- **Exercise task**
Restate the data word for word and leave the images out.
** BEGIN Available data **
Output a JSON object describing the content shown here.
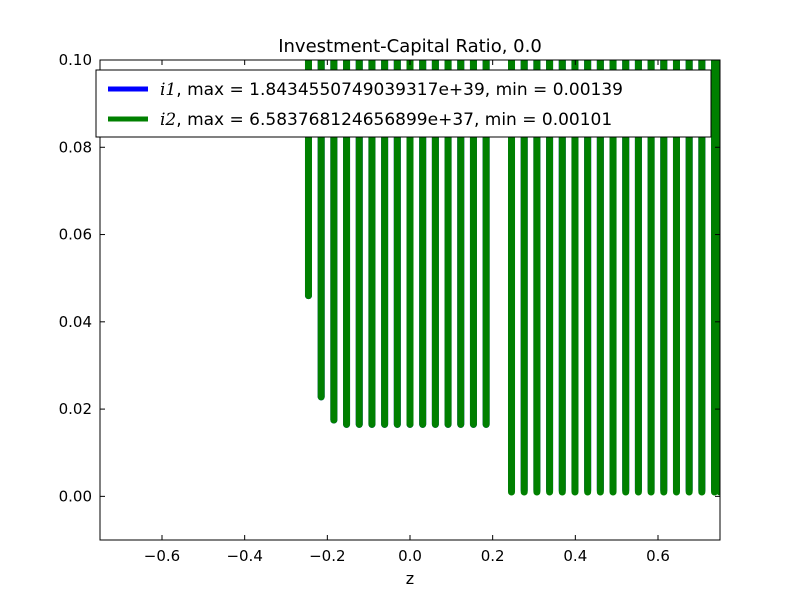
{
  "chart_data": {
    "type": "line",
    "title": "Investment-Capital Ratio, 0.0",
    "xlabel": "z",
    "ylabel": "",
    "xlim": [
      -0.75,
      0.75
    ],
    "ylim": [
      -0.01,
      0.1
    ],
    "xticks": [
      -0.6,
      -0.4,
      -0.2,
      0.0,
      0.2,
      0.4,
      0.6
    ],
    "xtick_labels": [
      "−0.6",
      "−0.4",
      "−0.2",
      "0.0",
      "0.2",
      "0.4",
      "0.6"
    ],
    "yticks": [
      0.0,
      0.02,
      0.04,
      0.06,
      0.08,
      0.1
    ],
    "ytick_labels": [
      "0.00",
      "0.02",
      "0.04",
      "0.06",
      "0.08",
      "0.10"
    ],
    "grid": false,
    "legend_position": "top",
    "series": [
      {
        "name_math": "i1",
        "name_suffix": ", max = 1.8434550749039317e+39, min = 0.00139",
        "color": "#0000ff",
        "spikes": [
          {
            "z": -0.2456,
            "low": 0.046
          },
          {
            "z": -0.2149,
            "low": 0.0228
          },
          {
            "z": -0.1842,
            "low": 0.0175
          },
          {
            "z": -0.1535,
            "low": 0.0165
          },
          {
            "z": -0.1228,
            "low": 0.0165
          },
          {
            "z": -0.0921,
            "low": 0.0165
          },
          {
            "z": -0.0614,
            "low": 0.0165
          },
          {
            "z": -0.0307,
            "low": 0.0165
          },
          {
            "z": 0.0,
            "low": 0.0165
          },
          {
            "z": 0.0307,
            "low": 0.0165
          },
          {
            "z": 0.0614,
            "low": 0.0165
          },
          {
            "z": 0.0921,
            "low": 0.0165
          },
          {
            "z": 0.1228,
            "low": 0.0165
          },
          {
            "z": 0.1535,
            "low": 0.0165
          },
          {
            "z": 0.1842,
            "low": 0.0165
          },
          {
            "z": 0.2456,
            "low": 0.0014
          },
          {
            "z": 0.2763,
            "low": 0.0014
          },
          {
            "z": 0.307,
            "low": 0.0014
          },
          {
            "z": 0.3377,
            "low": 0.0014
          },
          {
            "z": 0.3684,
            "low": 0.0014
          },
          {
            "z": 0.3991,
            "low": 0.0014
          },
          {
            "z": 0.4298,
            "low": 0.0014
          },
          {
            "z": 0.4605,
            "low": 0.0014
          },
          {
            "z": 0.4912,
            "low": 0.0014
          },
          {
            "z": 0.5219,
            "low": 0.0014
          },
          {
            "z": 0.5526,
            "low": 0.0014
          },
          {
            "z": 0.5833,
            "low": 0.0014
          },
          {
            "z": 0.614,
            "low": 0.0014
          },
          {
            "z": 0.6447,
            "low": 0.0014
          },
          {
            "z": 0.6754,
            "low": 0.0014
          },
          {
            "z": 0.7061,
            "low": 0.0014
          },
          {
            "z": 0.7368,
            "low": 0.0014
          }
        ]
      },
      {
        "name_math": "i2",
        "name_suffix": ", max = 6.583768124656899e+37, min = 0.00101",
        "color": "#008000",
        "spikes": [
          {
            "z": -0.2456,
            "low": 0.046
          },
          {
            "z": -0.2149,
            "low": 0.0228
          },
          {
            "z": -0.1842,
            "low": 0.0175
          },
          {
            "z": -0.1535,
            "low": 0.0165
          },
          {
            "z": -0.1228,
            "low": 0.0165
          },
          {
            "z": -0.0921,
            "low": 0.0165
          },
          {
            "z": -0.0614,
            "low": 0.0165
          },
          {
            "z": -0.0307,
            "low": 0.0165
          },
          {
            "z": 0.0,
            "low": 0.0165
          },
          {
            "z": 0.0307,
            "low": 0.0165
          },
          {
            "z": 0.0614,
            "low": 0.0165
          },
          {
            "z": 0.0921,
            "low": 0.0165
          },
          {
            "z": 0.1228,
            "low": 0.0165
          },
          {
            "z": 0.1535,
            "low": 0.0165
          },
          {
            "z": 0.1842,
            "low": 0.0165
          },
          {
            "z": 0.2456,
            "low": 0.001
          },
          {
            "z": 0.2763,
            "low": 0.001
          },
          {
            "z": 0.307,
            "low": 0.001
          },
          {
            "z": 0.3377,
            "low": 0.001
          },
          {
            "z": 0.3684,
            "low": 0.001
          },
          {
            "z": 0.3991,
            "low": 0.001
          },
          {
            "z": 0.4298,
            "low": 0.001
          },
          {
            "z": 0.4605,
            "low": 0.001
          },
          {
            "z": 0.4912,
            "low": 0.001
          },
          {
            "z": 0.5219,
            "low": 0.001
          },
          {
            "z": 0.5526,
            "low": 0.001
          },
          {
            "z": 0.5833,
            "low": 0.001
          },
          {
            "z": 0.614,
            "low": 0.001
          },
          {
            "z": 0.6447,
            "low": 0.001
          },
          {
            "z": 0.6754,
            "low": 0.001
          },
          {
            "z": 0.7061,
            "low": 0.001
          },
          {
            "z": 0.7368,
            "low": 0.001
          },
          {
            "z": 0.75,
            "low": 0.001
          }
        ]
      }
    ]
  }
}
** END Available data **
- **Result**
Output a JSON object describing the content shown here.
{
  "chart_data": {
    "type": "line",
    "title": "Investment-Capital Ratio, 0.0",
    "xlabel": "z",
    "ylabel": "",
    "xlim": [
      -0.75,
      0.75
    ],
    "ylim": [
      -0.01,
      0.1
    ],
    "xticks": [
      -0.6,
      -0.4,
      -0.2,
      0.0,
      0.2,
      0.4,
      0.6
    ],
    "xtick_labels": [
      "−0.6",
      "−0.4",
      "−0.2",
      "0.0",
      "0.2",
      "0.4",
      "0.6"
    ],
    "yticks": [
      0.0,
      0.02,
      0.04,
      0.06,
      0.08,
      0.1
    ],
    "ytick_labels": [
      "0.00",
      "0.02",
      "0.04",
      "0.06",
      "0.08",
      "0.10"
    ],
    "grid": false,
    "legend_position": "top",
    "series": [
      {
        "name_math": "i1",
        "name_suffix": ", max = 1.8434550749039317e+39, min = 0.00139",
        "color": "#0000ff",
        "spikes": [
          {
            "z": -0.2456,
            "low": 0.046
          },
          {
            "z": -0.2149,
            "low": 0.0228
          },
          {
            "z": -0.1842,
            "low": 0.0175
          },
          {
            "z": -0.1535,
            "low": 0.0165
          },
          {
            "z": -0.1228,
            "low": 0.0165
          },
          {
            "z": -0.0921,
            "low": 0.0165
          },
          {
            "z": -0.0614,
            "low": 0.0165
          },
          {
            "z": -0.0307,
            "low": 0.0165
          },
          {
            "z": 0.0,
            "low": 0.0165
          },
          {
            "z": 0.0307,
            "low": 0.0165
          },
          {
            "z": 0.0614,
            "low": 0.0165
          },
          {
            "z": 0.0921,
            "low": 0.0165
          },
          {
            "z": 0.1228,
            "low": 0.0165
          },
          {
            "z": 0.1535,
            "low": 0.0165
          },
          {
            "z": 0.1842,
            "low": 0.0165
          },
          {
            "z": 0.2456,
            "low": 0.0014
          },
          {
            "z": 0.2763,
            "low": 0.0014
          },
          {
            "z": 0.307,
            "low": 0.0014
          },
          {
            "z": 0.3377,
            "low": 0.0014
          },
          {
            "z": 0.3684,
            "low": 0.0014
          },
          {
            "z": 0.3991,
            "low": 0.0014
          },
          {
            "z": 0.4298,
            "low": 0.0014
          },
          {
            "z": 0.4605,
            "low": 0.0014
          },
          {
            "z": 0.4912,
            "low": 0.0014
          },
          {
            "z": 0.5219,
            "low": 0.0014
          },
          {
            "z": 0.5526,
            "low": 0.0014
          },
          {
            "z": 0.5833,
            "low": 0.0014
          },
          {
            "z": 0.614,
            "low": 0.0014
          },
          {
            "z": 0.6447,
            "low": 0.0014
          },
          {
            "z": 0.6754,
            "low": 0.0014
          },
          {
            "z": 0.7061,
            "low": 0.0014
          },
          {
            "z": 0.7368,
            "low": 0.0014
          }
        ]
      },
      {
        "name_math": "i2",
        "name_suffix": ", max = 6.583768124656899e+37, min = 0.00101",
        "color": "#008000",
        "spikes": [
          {
            "z": -0.2456,
            "low": 0.046
          },
          {
            "z": -0.2149,
            "low": 0.0228
          },
          {
            "z": -0.1842,
            "low": 0.0175
          },
          {
            "z": -0.1535,
            "low": 0.0165
          },
          {
            "z": -0.1228,
            "low": 0.0165
          },
          {
            "z": -0.0921,
            "low": 0.0165
          },
          {
            "z": -0.0614,
            "low": 0.0165
          },
          {
            "z": -0.0307,
            "low": 0.0165
          },
          {
            "z": 0.0,
            "low": 0.0165
          },
          {
            "z": 0.0307,
            "low": 0.0165
          },
          {
            "z": 0.0614,
            "low": 0.0165
          },
          {
            "z": 0.0921,
            "low": 0.0165
          },
          {
            "z": 0.1228,
            "low": 0.0165
          },
          {
            "z": 0.1535,
            "low": 0.0165
          },
          {
            "z": 0.1842,
            "low": 0.0165
          },
          {
            "z": 0.2456,
            "low": 0.001
          },
          {
            "z": 0.2763,
            "low": 0.001
          },
          {
            "z": 0.307,
            "low": 0.001
          },
          {
            "z": 0.3377,
            "low": 0.001
          },
          {
            "z": 0.3684,
            "low": 0.001
          },
          {
            "z": 0.3991,
            "low": 0.001
          },
          {
            "z": 0.4298,
            "low": 0.001
          },
          {
            "z": 0.4605,
            "low": 0.001
          },
          {
            "z": 0.4912,
            "low": 0.001
          },
          {
            "z": 0.5219,
            "low": 0.001
          },
          {
            "z": 0.5526,
            "low": 0.001
          },
          {
            "z": 0.5833,
            "low": 0.001
          },
          {
            "z": 0.614,
            "low": 0.001
          },
          {
            "z": 0.6447,
            "low": 0.001
          },
          {
            "z": 0.6754,
            "low": 0.001
          },
          {
            "z": 0.7061,
            "low": 0.001
          },
          {
            "z": 0.7368,
            "low": 0.001
          },
          {
            "z": 0.75,
            "low": 0.001
          }
        ]
      }
    ]
  }
}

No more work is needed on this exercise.